● **The exercise**
Extract each line bearing the word "налогоплательщика".
start
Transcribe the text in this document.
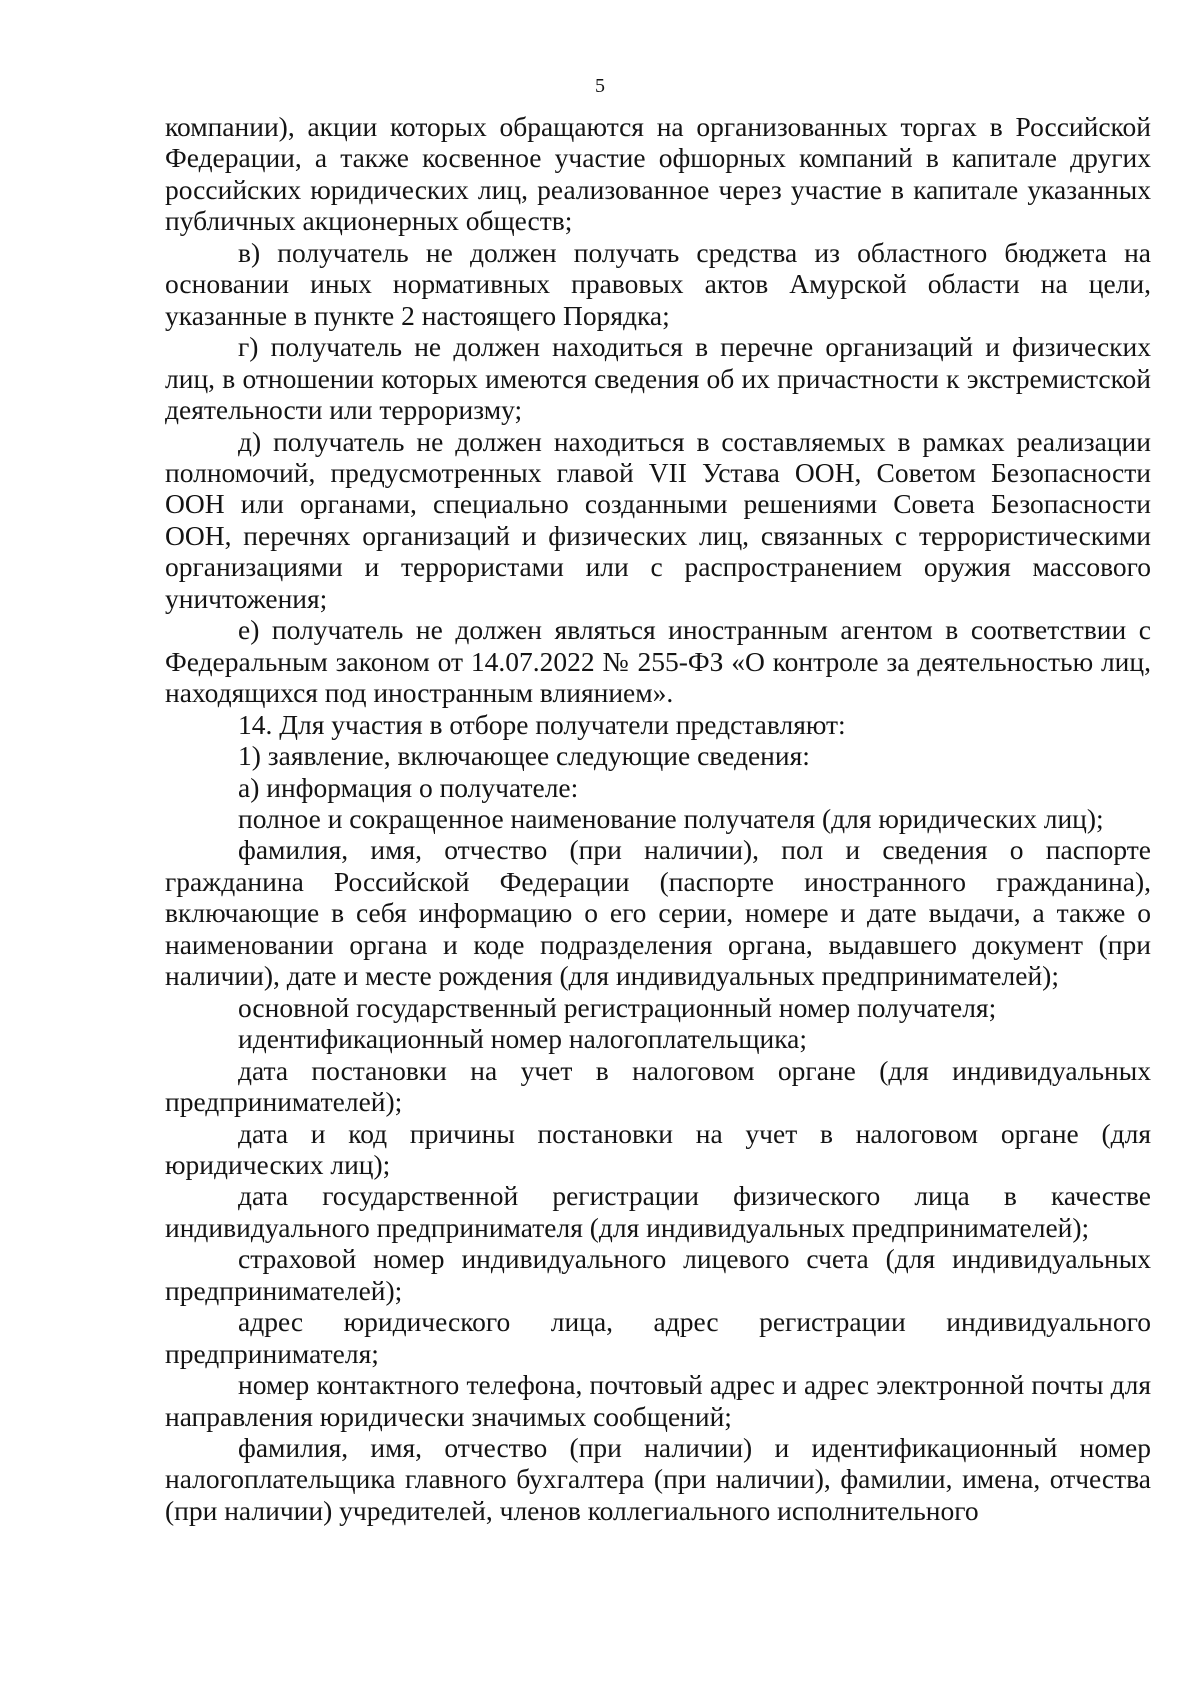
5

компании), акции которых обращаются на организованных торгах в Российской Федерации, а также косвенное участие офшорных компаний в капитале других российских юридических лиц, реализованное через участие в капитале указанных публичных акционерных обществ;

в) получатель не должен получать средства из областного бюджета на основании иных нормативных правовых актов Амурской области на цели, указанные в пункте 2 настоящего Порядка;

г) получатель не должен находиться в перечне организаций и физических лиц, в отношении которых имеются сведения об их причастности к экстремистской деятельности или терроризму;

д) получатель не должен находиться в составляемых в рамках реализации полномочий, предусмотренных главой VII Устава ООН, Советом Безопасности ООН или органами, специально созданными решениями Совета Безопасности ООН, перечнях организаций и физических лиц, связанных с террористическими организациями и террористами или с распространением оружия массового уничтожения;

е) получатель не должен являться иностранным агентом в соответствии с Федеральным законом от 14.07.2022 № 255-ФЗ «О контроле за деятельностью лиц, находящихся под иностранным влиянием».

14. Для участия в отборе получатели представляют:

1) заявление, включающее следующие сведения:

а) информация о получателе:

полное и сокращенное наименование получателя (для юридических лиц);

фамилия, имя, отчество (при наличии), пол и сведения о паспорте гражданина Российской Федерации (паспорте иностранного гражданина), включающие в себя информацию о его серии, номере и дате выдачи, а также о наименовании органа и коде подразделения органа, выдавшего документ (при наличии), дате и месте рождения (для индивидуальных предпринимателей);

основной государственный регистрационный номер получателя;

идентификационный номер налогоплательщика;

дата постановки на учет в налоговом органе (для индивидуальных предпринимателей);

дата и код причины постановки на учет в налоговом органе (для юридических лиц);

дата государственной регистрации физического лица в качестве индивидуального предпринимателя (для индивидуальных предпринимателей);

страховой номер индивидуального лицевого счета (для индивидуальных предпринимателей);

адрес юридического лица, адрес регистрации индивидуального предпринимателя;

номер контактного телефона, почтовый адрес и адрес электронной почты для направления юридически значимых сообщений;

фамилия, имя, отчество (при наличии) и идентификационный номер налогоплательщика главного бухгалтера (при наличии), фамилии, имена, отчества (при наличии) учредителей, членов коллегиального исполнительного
end
start
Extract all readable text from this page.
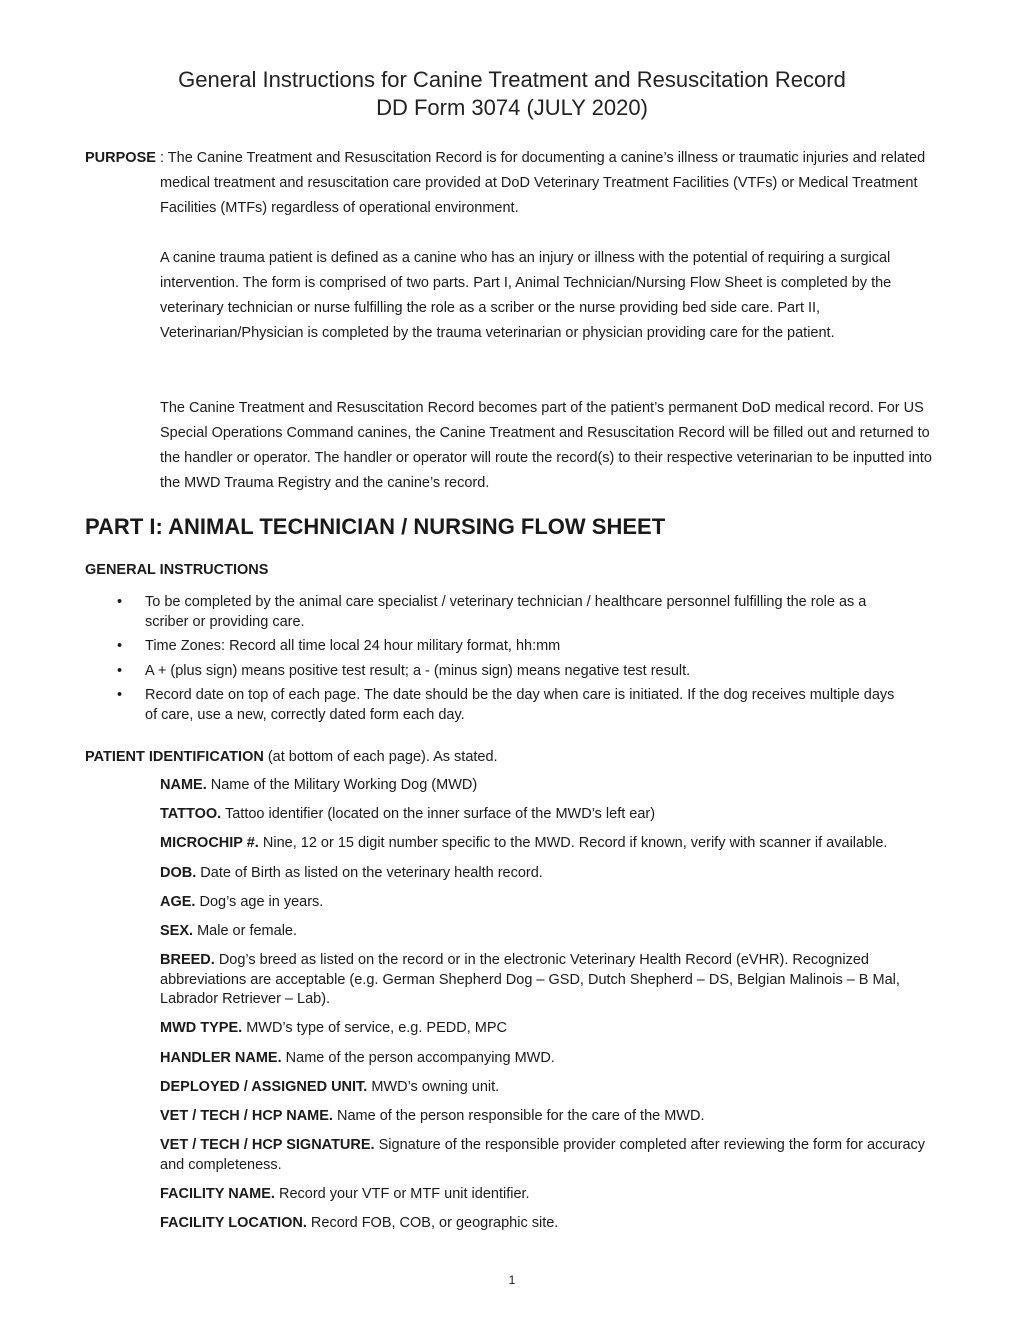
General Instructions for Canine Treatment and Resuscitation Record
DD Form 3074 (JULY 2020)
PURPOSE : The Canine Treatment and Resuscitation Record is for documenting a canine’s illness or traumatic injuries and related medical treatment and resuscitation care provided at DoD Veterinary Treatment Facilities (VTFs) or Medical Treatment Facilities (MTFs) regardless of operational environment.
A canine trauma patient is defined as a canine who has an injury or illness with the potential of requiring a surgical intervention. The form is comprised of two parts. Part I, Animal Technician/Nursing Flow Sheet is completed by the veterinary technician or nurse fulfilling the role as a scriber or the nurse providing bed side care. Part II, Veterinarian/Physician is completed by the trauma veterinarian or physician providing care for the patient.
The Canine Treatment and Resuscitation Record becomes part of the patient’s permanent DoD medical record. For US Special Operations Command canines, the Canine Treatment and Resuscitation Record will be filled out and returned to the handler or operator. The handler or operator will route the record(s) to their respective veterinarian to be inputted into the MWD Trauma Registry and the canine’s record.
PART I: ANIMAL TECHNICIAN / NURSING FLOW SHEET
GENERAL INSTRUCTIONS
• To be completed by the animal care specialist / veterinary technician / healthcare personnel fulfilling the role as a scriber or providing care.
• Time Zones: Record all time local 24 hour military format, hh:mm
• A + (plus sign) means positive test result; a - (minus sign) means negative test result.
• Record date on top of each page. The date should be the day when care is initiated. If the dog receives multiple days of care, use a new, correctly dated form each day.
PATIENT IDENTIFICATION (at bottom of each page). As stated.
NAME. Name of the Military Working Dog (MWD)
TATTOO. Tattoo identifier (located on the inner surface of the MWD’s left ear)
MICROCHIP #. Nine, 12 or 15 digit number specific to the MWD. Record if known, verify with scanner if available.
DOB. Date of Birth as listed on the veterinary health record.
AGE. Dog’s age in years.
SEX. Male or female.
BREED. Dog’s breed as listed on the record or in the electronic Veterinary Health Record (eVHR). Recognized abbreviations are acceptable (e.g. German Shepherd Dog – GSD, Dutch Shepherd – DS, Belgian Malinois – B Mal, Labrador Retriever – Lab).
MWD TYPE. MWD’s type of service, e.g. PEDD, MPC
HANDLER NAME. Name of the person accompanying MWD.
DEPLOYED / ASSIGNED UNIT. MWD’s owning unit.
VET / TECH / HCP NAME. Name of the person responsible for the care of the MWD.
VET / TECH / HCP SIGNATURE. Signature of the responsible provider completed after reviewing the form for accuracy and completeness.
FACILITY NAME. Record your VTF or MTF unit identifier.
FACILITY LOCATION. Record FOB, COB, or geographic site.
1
end
start
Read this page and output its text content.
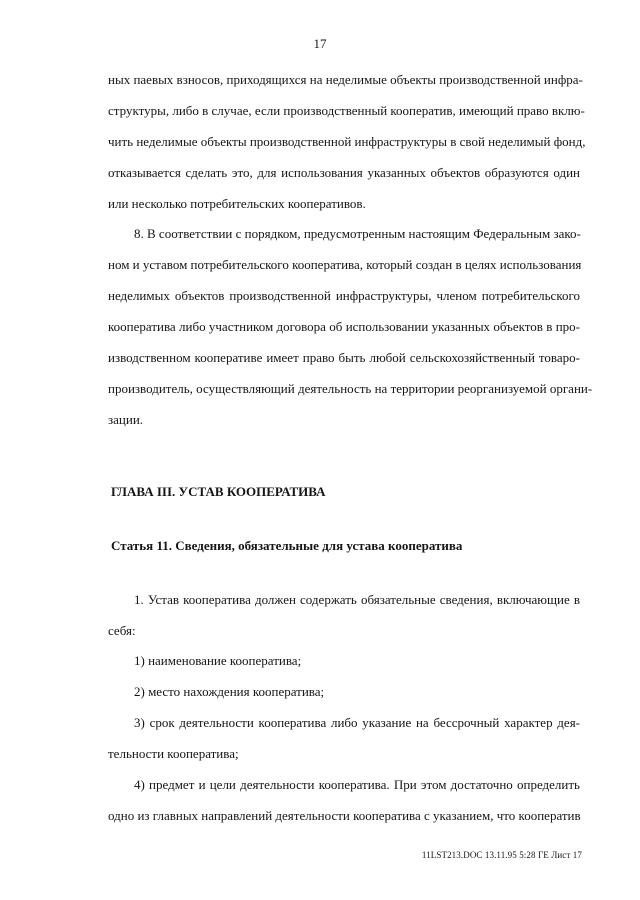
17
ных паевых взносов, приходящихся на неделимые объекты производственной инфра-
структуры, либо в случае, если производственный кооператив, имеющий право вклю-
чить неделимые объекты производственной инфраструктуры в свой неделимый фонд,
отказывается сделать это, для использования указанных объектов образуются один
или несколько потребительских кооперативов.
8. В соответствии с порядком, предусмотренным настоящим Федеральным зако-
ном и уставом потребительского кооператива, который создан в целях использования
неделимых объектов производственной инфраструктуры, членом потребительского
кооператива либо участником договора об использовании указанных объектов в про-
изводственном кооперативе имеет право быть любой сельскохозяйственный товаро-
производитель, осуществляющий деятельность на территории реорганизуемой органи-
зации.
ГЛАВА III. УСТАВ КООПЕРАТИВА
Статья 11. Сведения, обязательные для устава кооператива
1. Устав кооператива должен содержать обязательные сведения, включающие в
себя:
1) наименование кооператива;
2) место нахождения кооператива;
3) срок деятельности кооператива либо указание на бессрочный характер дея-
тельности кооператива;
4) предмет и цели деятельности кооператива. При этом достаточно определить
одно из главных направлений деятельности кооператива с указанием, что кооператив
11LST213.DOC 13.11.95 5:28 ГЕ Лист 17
end
● **Answer for the task**
идентификационный номер налогоплательщика;
фамилия, имя, отчество (при наличии) и идентификационный номер налогоплательщика главного бухгалтера (при наличии), фамилии, имена, отчества (при наличии) учредителей, членов коллегиального исполнительного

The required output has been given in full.